Exercise:
Look through the material below. Copy each line that contains the string "mình".

Data listing:
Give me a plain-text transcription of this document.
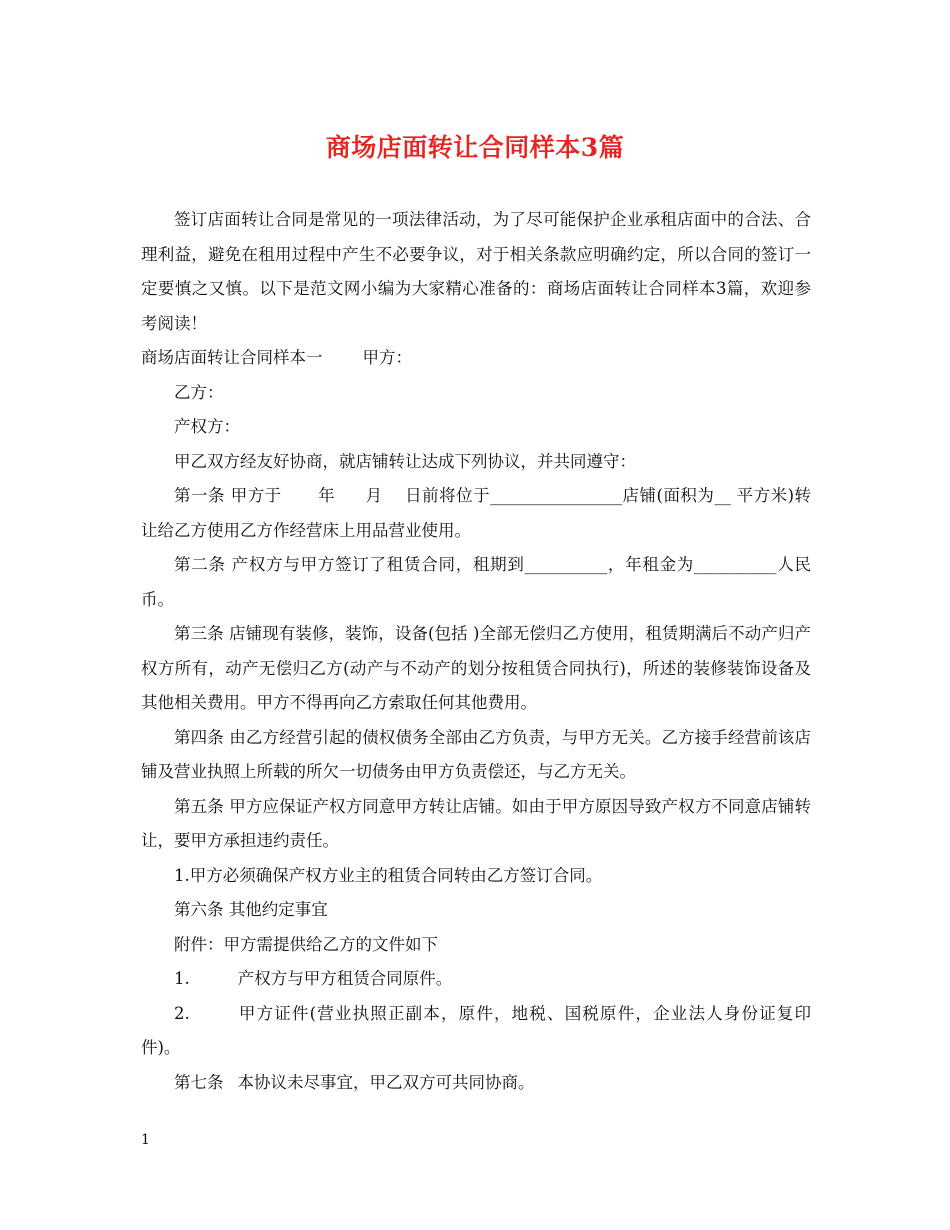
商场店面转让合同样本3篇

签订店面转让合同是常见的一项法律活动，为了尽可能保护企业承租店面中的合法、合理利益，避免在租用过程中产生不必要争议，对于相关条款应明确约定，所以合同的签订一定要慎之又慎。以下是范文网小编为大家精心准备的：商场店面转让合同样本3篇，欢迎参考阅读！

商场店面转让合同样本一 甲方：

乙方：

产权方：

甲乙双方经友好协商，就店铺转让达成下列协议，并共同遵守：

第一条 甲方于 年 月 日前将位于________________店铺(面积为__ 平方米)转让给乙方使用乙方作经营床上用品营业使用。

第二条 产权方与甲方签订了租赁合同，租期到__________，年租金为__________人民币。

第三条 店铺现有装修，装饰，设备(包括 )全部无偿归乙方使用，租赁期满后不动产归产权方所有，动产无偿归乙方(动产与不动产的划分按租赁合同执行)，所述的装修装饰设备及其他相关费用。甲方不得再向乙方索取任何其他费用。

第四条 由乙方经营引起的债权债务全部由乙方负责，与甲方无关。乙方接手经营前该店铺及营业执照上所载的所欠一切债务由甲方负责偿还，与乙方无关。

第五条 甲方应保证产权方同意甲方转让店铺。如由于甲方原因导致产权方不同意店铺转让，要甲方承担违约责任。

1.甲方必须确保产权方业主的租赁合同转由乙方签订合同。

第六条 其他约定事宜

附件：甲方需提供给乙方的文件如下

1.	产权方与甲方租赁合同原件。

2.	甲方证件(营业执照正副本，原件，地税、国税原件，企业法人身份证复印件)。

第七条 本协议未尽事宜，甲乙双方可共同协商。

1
==
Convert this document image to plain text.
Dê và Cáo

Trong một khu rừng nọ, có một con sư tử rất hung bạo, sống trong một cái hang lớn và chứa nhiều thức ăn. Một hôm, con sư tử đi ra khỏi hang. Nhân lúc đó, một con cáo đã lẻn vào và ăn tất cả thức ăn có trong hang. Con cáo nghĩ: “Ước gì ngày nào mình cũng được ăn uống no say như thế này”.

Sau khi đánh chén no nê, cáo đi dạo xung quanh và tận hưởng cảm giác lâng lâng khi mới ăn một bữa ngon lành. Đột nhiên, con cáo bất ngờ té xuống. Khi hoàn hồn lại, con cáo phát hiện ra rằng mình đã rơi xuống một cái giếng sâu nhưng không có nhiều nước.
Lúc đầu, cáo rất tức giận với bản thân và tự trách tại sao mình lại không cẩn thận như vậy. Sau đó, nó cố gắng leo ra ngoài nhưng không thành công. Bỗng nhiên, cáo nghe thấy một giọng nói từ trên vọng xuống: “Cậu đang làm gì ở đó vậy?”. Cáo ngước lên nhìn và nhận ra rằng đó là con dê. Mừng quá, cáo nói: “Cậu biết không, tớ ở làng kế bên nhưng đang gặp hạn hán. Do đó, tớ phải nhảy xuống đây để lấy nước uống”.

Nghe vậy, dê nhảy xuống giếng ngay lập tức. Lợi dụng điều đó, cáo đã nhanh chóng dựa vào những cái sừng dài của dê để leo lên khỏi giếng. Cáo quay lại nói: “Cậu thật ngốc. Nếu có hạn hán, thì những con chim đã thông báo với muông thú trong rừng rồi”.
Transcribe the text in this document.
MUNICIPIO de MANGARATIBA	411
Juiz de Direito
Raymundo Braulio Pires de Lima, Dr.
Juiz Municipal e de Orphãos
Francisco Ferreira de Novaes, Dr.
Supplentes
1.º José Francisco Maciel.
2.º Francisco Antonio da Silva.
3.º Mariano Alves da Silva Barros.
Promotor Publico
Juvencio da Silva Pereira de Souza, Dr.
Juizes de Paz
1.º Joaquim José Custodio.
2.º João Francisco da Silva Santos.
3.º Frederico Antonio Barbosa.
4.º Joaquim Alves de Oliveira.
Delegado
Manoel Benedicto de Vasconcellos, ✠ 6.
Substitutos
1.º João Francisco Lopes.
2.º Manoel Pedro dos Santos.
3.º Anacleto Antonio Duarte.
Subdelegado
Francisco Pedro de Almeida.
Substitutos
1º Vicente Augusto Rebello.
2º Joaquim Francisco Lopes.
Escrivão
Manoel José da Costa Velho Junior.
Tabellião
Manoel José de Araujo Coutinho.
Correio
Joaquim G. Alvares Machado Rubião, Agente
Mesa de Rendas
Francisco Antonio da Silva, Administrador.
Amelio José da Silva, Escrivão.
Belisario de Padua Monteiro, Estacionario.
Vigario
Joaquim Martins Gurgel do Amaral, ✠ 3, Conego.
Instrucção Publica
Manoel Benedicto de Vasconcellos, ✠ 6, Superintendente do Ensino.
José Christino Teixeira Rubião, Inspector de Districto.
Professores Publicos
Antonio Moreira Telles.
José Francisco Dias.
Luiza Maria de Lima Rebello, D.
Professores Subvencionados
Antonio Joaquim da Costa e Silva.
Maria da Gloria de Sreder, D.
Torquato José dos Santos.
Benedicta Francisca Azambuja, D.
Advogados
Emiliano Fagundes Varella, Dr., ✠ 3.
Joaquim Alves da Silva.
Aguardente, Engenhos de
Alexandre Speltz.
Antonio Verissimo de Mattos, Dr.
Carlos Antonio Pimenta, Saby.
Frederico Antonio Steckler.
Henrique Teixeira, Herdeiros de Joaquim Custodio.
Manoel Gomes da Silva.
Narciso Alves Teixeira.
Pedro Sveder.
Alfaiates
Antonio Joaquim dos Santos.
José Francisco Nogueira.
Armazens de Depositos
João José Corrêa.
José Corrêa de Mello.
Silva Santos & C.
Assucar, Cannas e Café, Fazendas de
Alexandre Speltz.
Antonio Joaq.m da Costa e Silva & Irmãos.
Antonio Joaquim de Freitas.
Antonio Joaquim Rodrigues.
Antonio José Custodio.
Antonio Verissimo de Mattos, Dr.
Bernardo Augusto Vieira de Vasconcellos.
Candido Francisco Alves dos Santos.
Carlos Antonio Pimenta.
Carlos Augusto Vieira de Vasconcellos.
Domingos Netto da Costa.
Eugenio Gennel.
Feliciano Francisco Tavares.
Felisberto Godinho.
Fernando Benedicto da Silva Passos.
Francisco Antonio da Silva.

Result below:
Trong một khu rừng nọ, có một con sư tử rất hung bạo, sống trong một cái hang lớn và chứa nhiều thức ăn. Một hôm, con sư tử đi ra khỏi hang. Nhân lúc đó, một con cáo đã lẻn vào và ăn tất cả thức ăn có trong hang. Con cáo nghĩ: “Ước gì ngày nào mình cũng được ăn uống no say như thế này”.
Sau khi đánh chén no nê, cáo đi dạo xung quanh và tận hưởng cảm giác lâng lâng khi mới ăn một bữa ngon lành. Đột nhiên, con cáo bất ngờ té xuống. Khi hoàn hồn lại, con cáo phát hiện ra rằng mình đã rơi xuống một cái giếng sâu nhưng không có nhiều nước.
Lúc đầu, cáo rất tức giận với bản thân và tự trách tại sao mình lại không cẩn thận như vậy. Sau đó, nó cố gắng leo ra ngoài nhưng không thành công. Bỗng nhiên, cáo nghe thấy một giọng nói từ trên vọng xuống: “Cậu đang làm gì ở đó vậy?”. Cáo ngước lên nhìn và nhận ra rằng đó là con dê. Mừng quá, cáo nói: “Cậu biết không, tớ ở làng kế bên nhưng đang gặp hạn hán. Do đó, tớ phải nhảy xuống đây để lấy nước uống”.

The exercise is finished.